* **Aim of the task**
Below is a listing; write it out exactly and drop any images from it.

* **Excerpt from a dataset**
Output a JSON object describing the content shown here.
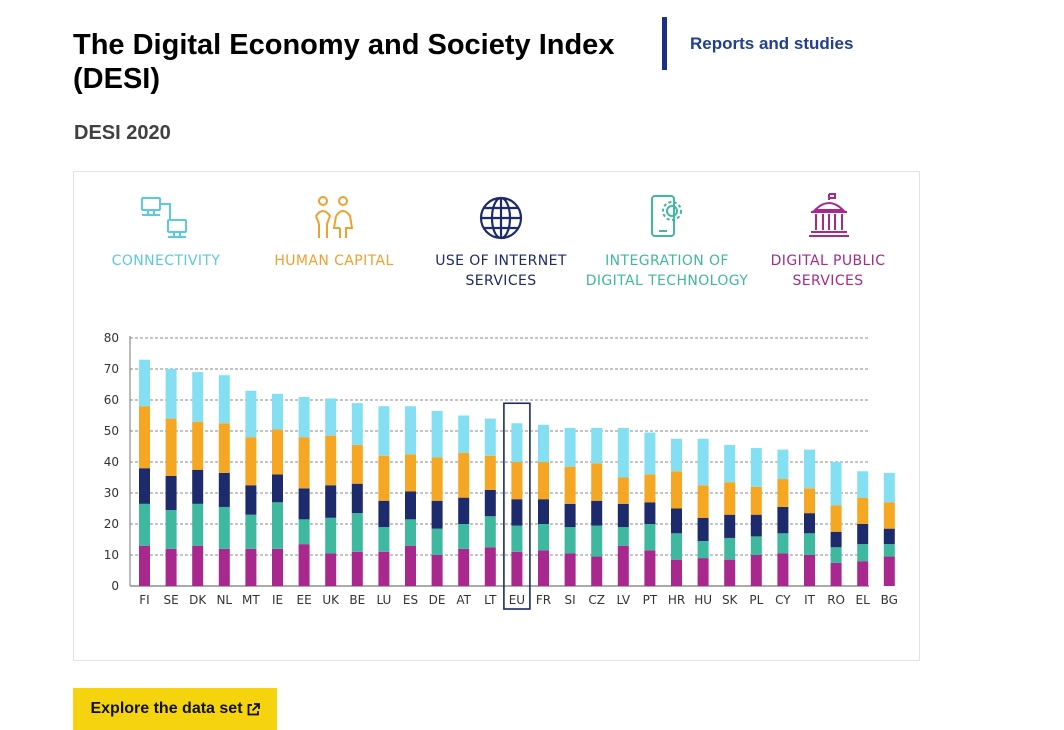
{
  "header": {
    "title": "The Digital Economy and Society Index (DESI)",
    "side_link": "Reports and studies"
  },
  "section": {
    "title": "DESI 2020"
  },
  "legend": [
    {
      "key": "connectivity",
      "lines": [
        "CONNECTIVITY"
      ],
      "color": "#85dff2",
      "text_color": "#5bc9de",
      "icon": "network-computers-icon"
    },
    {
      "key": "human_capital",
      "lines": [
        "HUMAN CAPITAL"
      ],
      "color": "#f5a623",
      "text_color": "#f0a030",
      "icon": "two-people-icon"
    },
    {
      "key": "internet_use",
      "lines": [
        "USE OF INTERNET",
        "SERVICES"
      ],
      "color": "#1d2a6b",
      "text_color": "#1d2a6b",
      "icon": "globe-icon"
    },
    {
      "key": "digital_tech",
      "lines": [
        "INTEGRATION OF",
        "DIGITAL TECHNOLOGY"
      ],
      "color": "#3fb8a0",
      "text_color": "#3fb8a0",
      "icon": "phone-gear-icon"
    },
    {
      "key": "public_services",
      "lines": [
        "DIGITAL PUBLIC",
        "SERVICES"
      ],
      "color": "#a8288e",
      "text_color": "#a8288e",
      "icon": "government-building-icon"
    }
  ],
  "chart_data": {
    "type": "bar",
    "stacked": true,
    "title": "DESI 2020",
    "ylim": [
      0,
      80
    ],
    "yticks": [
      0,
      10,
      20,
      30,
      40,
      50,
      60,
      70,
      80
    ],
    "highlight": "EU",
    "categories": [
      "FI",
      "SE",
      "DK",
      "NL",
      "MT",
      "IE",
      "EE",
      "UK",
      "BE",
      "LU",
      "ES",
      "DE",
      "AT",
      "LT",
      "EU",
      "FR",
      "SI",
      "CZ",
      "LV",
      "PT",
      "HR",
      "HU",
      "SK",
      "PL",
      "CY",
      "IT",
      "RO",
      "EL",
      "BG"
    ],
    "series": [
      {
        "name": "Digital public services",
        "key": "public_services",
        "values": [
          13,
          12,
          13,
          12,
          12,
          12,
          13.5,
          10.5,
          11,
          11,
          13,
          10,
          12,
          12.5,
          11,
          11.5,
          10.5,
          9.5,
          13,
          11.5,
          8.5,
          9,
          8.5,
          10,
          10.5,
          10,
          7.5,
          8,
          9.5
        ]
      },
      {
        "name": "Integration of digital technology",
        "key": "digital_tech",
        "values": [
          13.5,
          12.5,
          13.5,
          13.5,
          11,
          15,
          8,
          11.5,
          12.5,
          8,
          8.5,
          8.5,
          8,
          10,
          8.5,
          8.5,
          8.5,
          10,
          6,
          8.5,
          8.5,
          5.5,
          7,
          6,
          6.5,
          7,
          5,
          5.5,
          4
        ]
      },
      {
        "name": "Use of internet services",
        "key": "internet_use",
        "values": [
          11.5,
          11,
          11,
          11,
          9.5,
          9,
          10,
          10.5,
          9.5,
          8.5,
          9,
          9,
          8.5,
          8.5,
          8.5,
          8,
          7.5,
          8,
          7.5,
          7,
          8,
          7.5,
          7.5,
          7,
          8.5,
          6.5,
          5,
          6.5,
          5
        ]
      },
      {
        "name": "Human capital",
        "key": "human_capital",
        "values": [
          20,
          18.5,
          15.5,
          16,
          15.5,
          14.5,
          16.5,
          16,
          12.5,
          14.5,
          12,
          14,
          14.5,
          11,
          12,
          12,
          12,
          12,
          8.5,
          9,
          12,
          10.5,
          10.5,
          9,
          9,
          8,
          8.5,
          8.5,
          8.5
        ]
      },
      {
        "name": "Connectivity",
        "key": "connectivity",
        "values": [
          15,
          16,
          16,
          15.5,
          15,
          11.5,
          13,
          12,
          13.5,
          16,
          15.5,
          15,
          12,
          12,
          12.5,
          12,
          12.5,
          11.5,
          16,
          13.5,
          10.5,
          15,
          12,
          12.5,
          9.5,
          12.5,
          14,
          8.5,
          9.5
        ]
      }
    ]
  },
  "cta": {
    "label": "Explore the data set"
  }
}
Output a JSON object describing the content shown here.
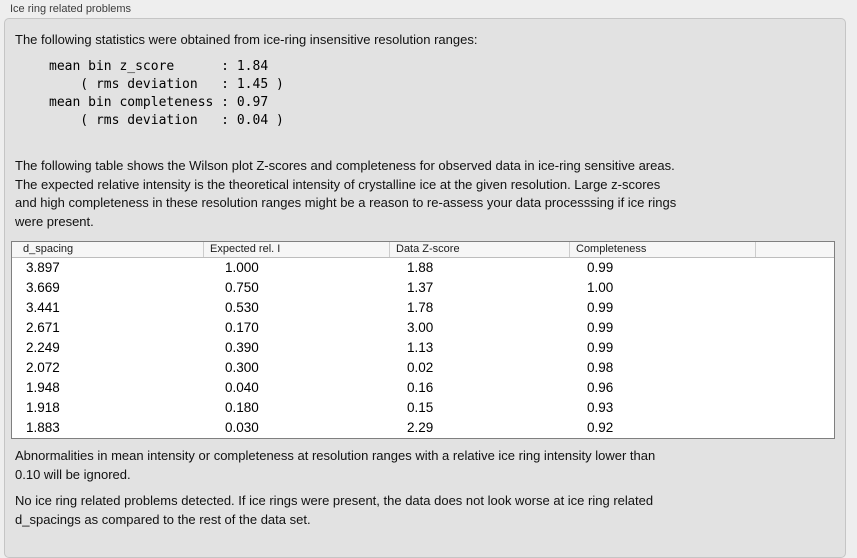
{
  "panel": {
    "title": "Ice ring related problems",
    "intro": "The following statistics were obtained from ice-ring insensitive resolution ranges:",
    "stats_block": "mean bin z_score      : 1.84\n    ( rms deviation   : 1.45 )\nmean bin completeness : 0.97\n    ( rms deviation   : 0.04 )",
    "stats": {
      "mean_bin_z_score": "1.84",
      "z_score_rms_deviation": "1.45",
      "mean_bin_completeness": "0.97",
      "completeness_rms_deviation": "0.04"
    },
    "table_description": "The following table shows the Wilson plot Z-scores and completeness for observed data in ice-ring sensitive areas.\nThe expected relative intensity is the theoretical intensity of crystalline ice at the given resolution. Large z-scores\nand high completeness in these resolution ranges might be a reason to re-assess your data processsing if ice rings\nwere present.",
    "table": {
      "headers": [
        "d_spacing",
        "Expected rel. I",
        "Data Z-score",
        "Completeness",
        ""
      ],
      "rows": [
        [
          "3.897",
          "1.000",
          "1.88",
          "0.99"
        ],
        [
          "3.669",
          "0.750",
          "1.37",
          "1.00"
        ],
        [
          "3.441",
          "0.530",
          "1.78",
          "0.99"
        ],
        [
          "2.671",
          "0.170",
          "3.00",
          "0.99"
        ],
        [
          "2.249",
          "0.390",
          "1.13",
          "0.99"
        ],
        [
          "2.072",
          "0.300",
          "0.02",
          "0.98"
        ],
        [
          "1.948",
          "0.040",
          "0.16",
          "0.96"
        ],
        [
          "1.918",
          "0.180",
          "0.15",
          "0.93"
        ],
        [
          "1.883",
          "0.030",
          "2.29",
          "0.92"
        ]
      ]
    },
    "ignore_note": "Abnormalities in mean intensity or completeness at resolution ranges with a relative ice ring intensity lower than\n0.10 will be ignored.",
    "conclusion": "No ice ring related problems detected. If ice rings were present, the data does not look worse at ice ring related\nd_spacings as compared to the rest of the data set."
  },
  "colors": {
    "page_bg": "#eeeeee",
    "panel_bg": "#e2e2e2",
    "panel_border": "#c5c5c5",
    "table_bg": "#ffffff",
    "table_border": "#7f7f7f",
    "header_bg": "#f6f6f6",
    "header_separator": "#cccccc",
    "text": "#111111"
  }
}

* **Response to this task**
Output a JSON object describing the content shown here.
{
  "header": {
    "title": "The Digital Economy and Society Index (DESI)",
    "side_link": "Reports and studies"
  },
  "section": {
    "title": "DESI 2020"
  },
  "legend": [
    {
      "key": "connectivity",
      "lines": [
        "CONNECTIVITY"
      ],
      "color": "#85dff2",
      "text_color": "#5bc9de",
      "icon": "network-computers-icon"
    },
    {
      "key": "human_capital",
      "lines": [
        "HUMAN CAPITAL"
      ],
      "color": "#f5a623",
      "text_color": "#f0a030",
      "icon": "two-people-icon"
    },
    {
      "key": "internet_use",
      "lines": [
        "USE OF INTERNET",
        "SERVICES"
      ],
      "color": "#1d2a6b",
      "text_color": "#1d2a6b",
      "icon": "globe-icon"
    },
    {
      "key": "digital_tech",
      "lines": [
        "INTEGRATION OF",
        "DIGITAL TECHNOLOGY"
      ],
      "color": "#3fb8a0",
      "text_color": "#3fb8a0",
      "icon": "phone-gear-icon"
    },
    {
      "key": "public_services",
      "lines": [
        "DIGITAL PUBLIC",
        "SERVICES"
      ],
      "color": "#a8288e",
      "text_color": "#a8288e",
      "icon": "government-building-icon"
    }
  ],
  "chart_data": {
    "type": "bar",
    "stacked": true,
    "title": "DESI 2020",
    "ylim": [
      0,
      80
    ],
    "yticks": [
      0,
      10,
      20,
      30,
      40,
      50,
      60,
      70,
      80
    ],
    "highlight": "EU",
    "categories": [
      "FI",
      "SE",
      "DK",
      "NL",
      "MT",
      "IE",
      "EE",
      "UK",
      "BE",
      "LU",
      "ES",
      "DE",
      "AT",
      "LT",
      "EU",
      "FR",
      "SI",
      "CZ",
      "LV",
      "PT",
      "HR",
      "HU",
      "SK",
      "PL",
      "CY",
      "IT",
      "RO",
      "EL",
      "BG"
    ],
    "series": [
      {
        "name": "Digital public services",
        "key": "public_services",
        "values": [
          13,
          12,
          13,
          12,
          12,
          12,
          13.5,
          10.5,
          11,
          11,
          13,
          10,
          12,
          12.5,
          11,
          11.5,
          10.5,
          9.5,
          13,
          11.5,
          8.5,
          9,
          8.5,
          10,
          10.5,
          10,
          7.5,
          8,
          9.5
        ]
      },
      {
        "name": "Integration of digital technology",
        "key": "digital_tech",
        "values": [
          13.5,
          12.5,
          13.5,
          13.5,
          11,
          15,
          8,
          11.5,
          12.5,
          8,
          8.5,
          8.5,
          8,
          10,
          8.5,
          8.5,
          8.5,
          10,
          6,
          8.5,
          8.5,
          5.5,
          7,
          6,
          6.5,
          7,
          5,
          5.5,
          4
        ]
      },
      {
        "name": "Use of internet services",
        "key": "internet_use",
        "values": [
          11.5,
          11,
          11,
          11,
          9.5,
          9,
          10,
          10.5,
          9.5,
          8.5,
          9,
          9,
          8.5,
          8.5,
          8.5,
          8,
          7.5,
          8,
          7.5,
          7,
          8,
          7.5,
          7.5,
          7,
          8.5,
          6.5,
          5,
          6.5,
          5
        ]
      },
      {
        "name": "Human capital",
        "key": "human_capital",
        "values": [
          20,
          18.5,
          15.5,
          16,
          15.5,
          14.5,
          16.5,
          16,
          12.5,
          14.5,
          12,
          14,
          14.5,
          11,
          12,
          12,
          12,
          12,
          8.5,
          9,
          12,
          10.5,
          10.5,
          9,
          9,
          8,
          8.5,
          8.5,
          8.5
        ]
      },
      {
        "name": "Connectivity",
        "key": "connectivity",
        "values": [
          15,
          16,
          16,
          15.5,
          15,
          11.5,
          13,
          12,
          13.5,
          16,
          15.5,
          15,
          12,
          12,
          12.5,
          12,
          12.5,
          11.5,
          16,
          13.5,
          10.5,
          15,
          12,
          12.5,
          9.5,
          12.5,
          14,
          8.5,
          9.5
        ]
      }
    ]
  },
  "cta": {
    "label": "Explore the data set"
  }
}
Output a JSON object describing the content shown here.
{
  "panel": {
    "title": "Ice ring related problems",
    "intro": "The following statistics were obtained from ice-ring insensitive resolution ranges:",
    "stats_block": "mean bin z_score      : 1.84\n    ( rms deviation   : 1.45 )\nmean bin completeness : 0.97\n    ( rms deviation   : 0.04 )",
    "stats": {
      "mean_bin_z_score": "1.84",
      "z_score_rms_deviation": "1.45",
      "mean_bin_completeness": "0.97",
      "completeness_rms_deviation": "0.04"
    },
    "table_description": "The following table shows the Wilson plot Z-scores and completeness for observed data in ice-ring sensitive areas.\nThe expected relative intensity is the theoretical intensity of crystalline ice at the given resolution. Large z-scores\nand high completeness in these resolution ranges might be a reason to re-assess your data processsing if ice rings\nwere present.",
    "table": {
      "headers": [
        "d_spacing",
        "Expected rel. I",
        "Data Z-score",
        "Completeness",
        ""
      ],
      "rows": [
        [
          "3.897",
          "1.000",
          "1.88",
          "0.99"
        ],
        [
          "3.669",
          "0.750",
          "1.37",
          "1.00"
        ],
        [
          "3.441",
          "0.530",
          "1.78",
          "0.99"
        ],
        [
          "2.671",
          "0.170",
          "3.00",
          "0.99"
        ],
        [
          "2.249",
          "0.390",
          "1.13",
          "0.99"
        ],
        [
          "2.072",
          "0.300",
          "0.02",
          "0.98"
        ],
        [
          "1.948",
          "0.040",
          "0.16",
          "0.96"
        ],
        [
          "1.918",
          "0.180",
          "0.15",
          "0.93"
        ],
        [
          "1.883",
          "0.030",
          "2.29",
          "0.92"
        ]
      ]
    },
    "ignore_note": "Abnormalities in mean intensity or completeness at resolution ranges with a relative ice ring intensity lower than\n0.10 will be ignored.",
    "conclusion": "No ice ring related problems detected. If ice rings were present, the data does not look worse at ice ring related\nd_spacings as compared to the rest of the data set."
  },
  "colors": {
    "page_bg": "#eeeeee",
    "panel_bg": "#e2e2e2",
    "panel_border": "#c5c5c5",
    "table_bg": "#ffffff",
    "table_border": "#7f7f7f",
    "header_bg": "#f6f6f6",
    "header_separator": "#cccccc",
    "text": "#111111"
  }
}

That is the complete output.